* _WORK TO DO_: Scan the records for the word "values". Copy each line that includes it.

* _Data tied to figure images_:
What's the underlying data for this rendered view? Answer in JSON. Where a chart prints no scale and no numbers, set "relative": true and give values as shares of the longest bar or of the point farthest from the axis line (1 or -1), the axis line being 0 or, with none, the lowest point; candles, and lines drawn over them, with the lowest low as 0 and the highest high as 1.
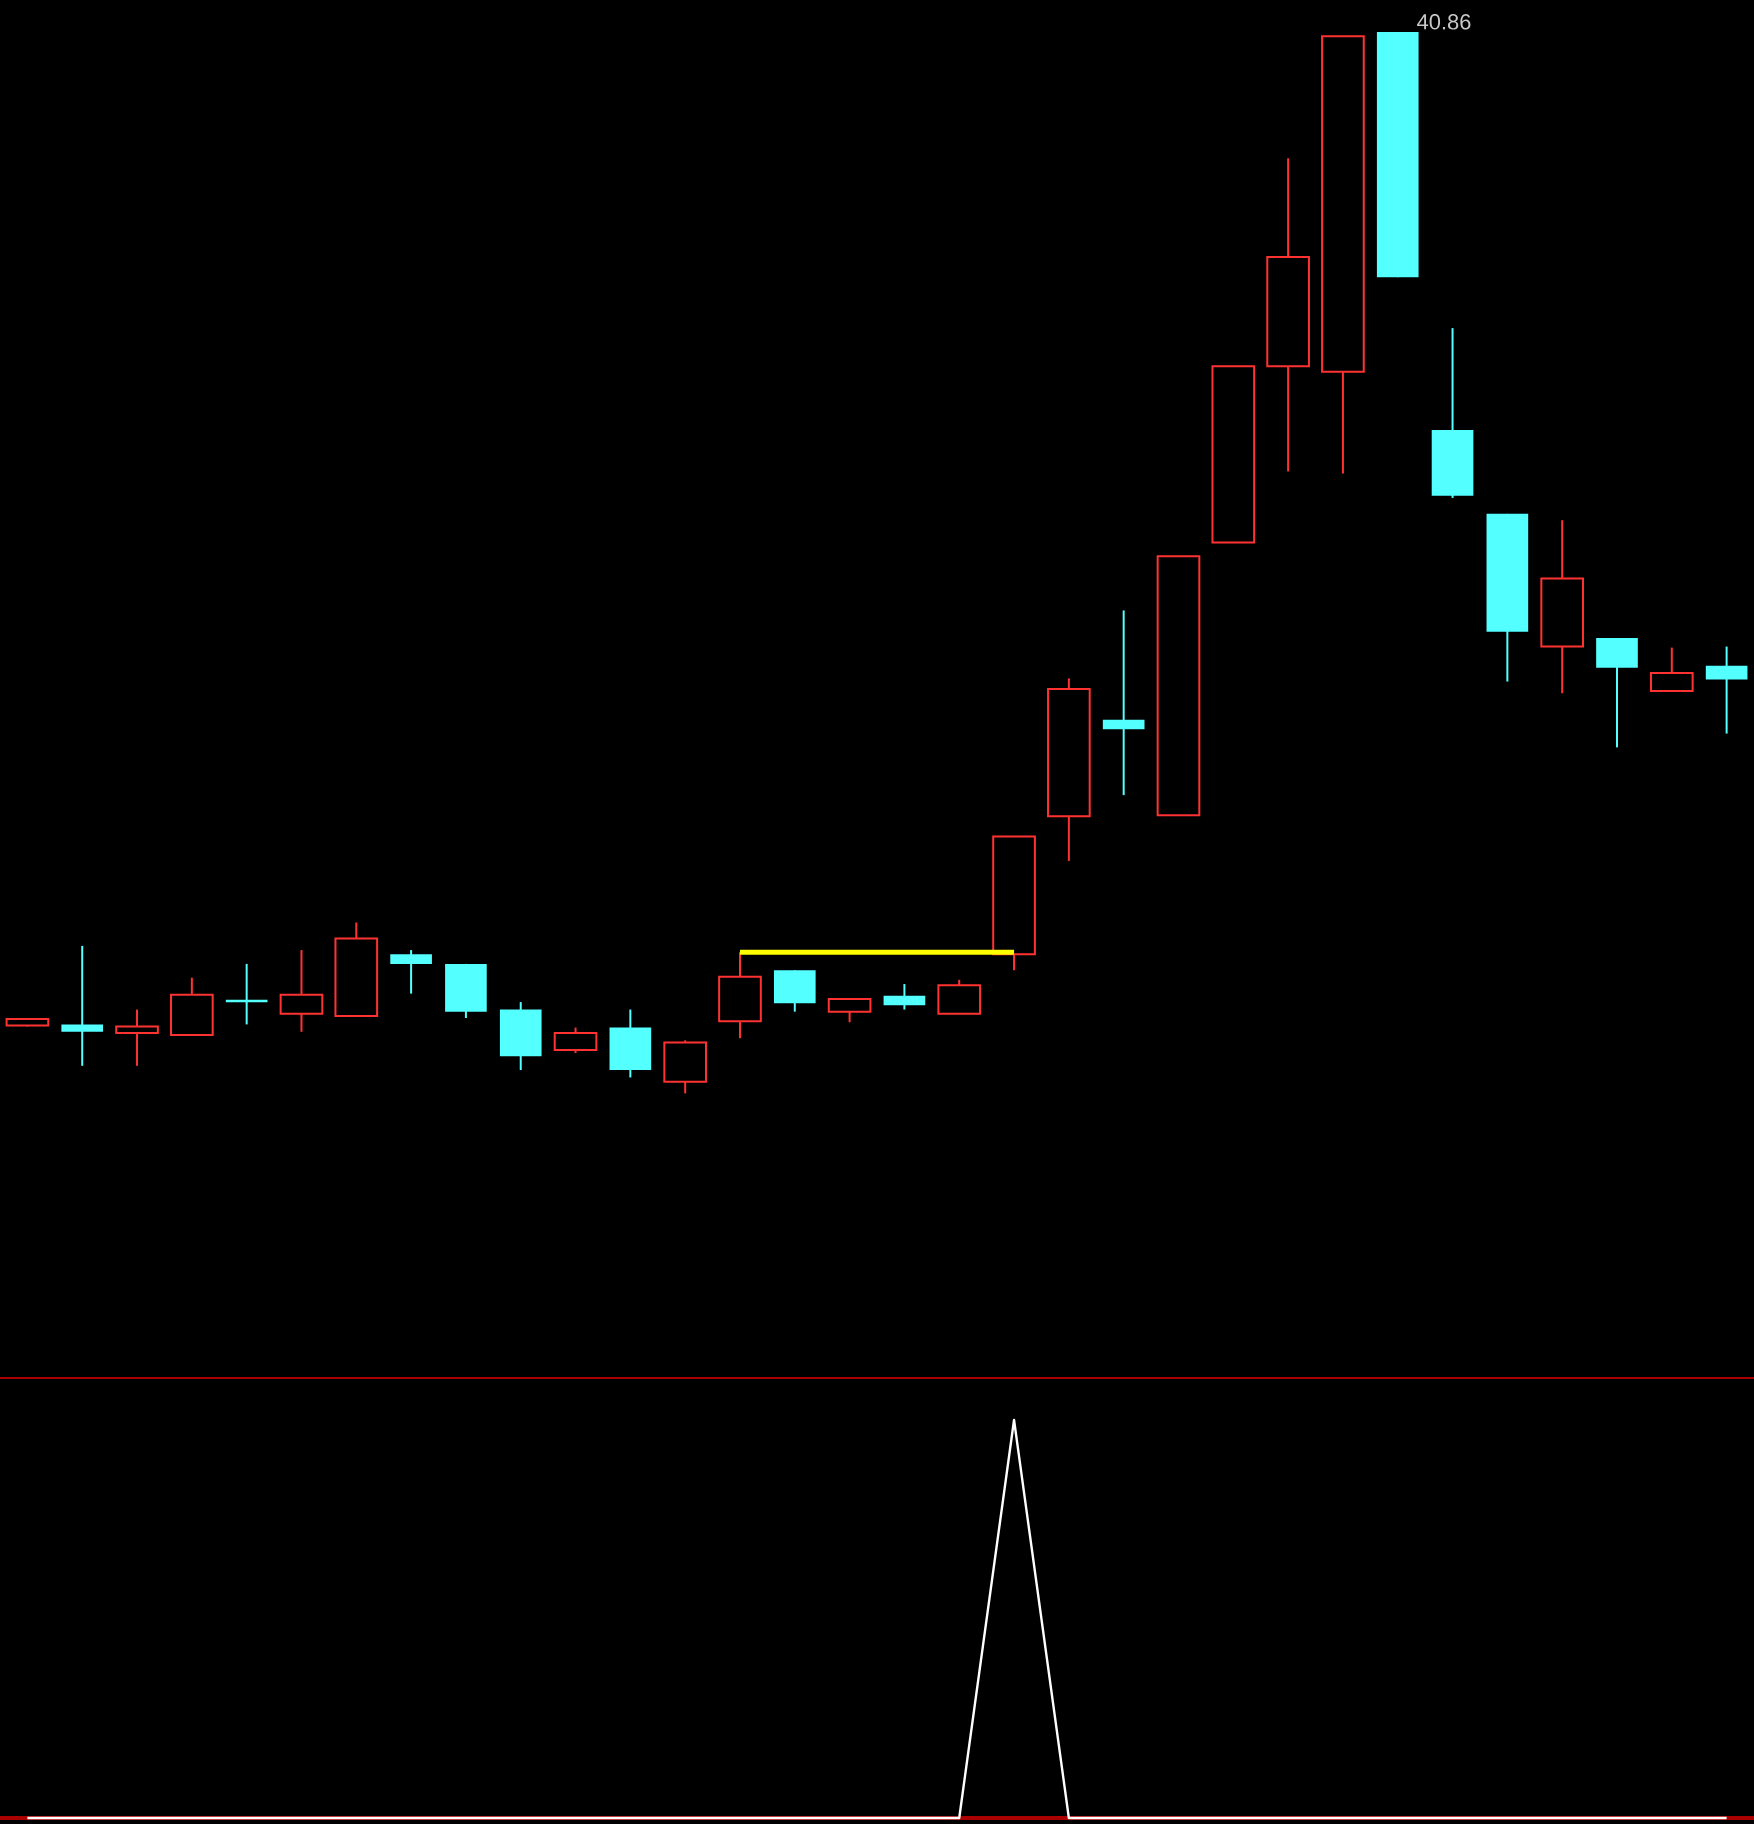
{
  "chart_data": [
    {
      "type": "candlestick",
      "relative": true,
      "categories": [
        null,
        null,
        null,
        null,
        null,
        null,
        null,
        null,
        null,
        null,
        null,
        null,
        null,
        null,
        null,
        null,
        null,
        null,
        null,
        null,
        null,
        null,
        null,
        null,
        null,
        null,
        null,
        null,
        null,
        null,
        null,
        null
      ],
      "ohlc": [
        [
          0.064,
          0.071,
          0.063,
          0.07
        ],
        [
          0.065,
          0.139,
          0.026,
          0.058
        ],
        [
          0.057,
          0.079,
          0.026,
          0.063
        ],
        [
          0.055,
          0.109,
          0.055,
          0.093
        ],
        [
          0.087,
          0.122,
          0.065,
          0.087
        ],
        [
          0.075,
          0.135,
          0.058,
          0.093
        ],
        [
          0.073,
          0.161,
          0.073,
          0.146
        ],
        [
          0.131,
          0.135,
          0.094,
          0.122
        ],
        [
          0.122,
          0.122,
          0.071,
          0.077
        ],
        [
          0.079,
          0.086,
          0.022,
          0.035
        ],
        [
          0.041,
          0.062,
          0.038,
          0.057
        ],
        [
          0.062,
          0.079,
          0.015,
          0.022
        ],
        [
          0.011,
          0.05,
          0.0,
          0.048
        ],
        [
          0.068,
          0.133,
          0.052,
          0.11
        ],
        [
          0.116,
          0.116,
          0.077,
          0.085
        ],
        [
          0.077,
          0.089,
          0.067,
          0.089
        ],
        [
          0.092,
          0.103,
          0.079,
          0.083
        ],
        [
          0.075,
          0.107,
          0.075,
          0.102
        ],
        [
          0.131,
          0.242,
          0.116,
          0.242
        ],
        [
          0.261,
          0.391,
          0.219,
          0.381
        ],
        [
          0.352,
          0.455,
          0.281,
          0.343
        ],
        [
          0.262,
          0.506,
          0.262,
          0.506
        ],
        [
          0.519,
          0.685,
          0.519,
          0.685
        ],
        [
          0.685,
          0.881,
          0.586,
          0.788
        ],
        [
          0.68,
          0.996,
          0.584,
          0.996
        ],
        [
          1.0,
          1.0,
          0.769,
          0.769
        ],
        [
          0.625,
          0.721,
          0.561,
          0.563
        ],
        [
          0.546,
          0.546,
          0.388,
          0.435
        ],
        [
          0.421,
          0.54,
          0.377,
          0.485
        ],
        [
          0.429,
          0.429,
          0.326,
          0.401
        ],
        [
          0.379,
          0.42,
          0.379,
          0.396
        ],
        [
          0.403,
          0.421,
          0.339,
          0.39
        ]
      ],
      "colors": [
        "#ff3232",
        "#54ffff",
        "#ff3232",
        "#ff3232",
        "#54ffff",
        "#ff3232",
        "#ff3232",
        "#54ffff",
        "#54ffff",
        "#54ffff",
        "#ff3232",
        "#54ffff",
        "#ff3232",
        "#ff3232",
        "#54ffff",
        "#ff3232",
        "#54ffff",
        "#ff3232",
        "#ff3232",
        "#ff3232",
        "#54ffff",
        "#ff3232",
        "#ff3232",
        "#ff3232",
        "#ff3232",
        "#54ffff",
        "#54ffff",
        "#54ffff",
        "#ff3232",
        "#54ffff",
        "#ff3232",
        "#54ffff"
      ],
      "series": [
        {
          "type": "line",
          "color": "#ffff00",
          "values": [
            null,
            null,
            null,
            null,
            null,
            null,
            null,
            null,
            null,
            null,
            null,
            null,
            null,
            0.133,
            0.133,
            0.133,
            0.133,
            0.133,
            0.133,
            null,
            null,
            null,
            null,
            null,
            null,
            null,
            null,
            null,
            null,
            null,
            null,
            null
          ]
        }
      ],
      "annotations": [
        "40.86"
      ]
    },
    {
      "type": "line",
      "relative": true,
      "categories": [
        null,
        null,
        null,
        null,
        null,
        null,
        null,
        null,
        null,
        null,
        null,
        null,
        null,
        null,
        null,
        null,
        null,
        null,
        null,
        null,
        null,
        null,
        null,
        null,
        null,
        null,
        null,
        null,
        null,
        null,
        null,
        null
      ],
      "color": "#ffffff",
      "values": [
        0,
        0,
        0,
        0,
        0,
        0,
        0,
        0,
        0,
        0,
        0,
        0,
        0,
        0,
        0,
        0,
        0,
        0,
        1,
        0,
        0,
        0,
        0,
        0,
        0,
        0,
        0,
        0,
        0,
        0,
        0,
        0
      ]
    }
  ]
}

* _COMPLETE OUTPUT_:
What's the underlying data for this rendered view? Answer in JSON. Where a chart prints no scale and no numbers, set "relative": true and give values as shares of the longest bar or of the point farthest from the axis line (1 or -1), the axis line being 0 or, with none, the lowest point; candles, and lines drawn over them, with the lowest low as 0 and the highest high as 1.
          "values": [
      "values": [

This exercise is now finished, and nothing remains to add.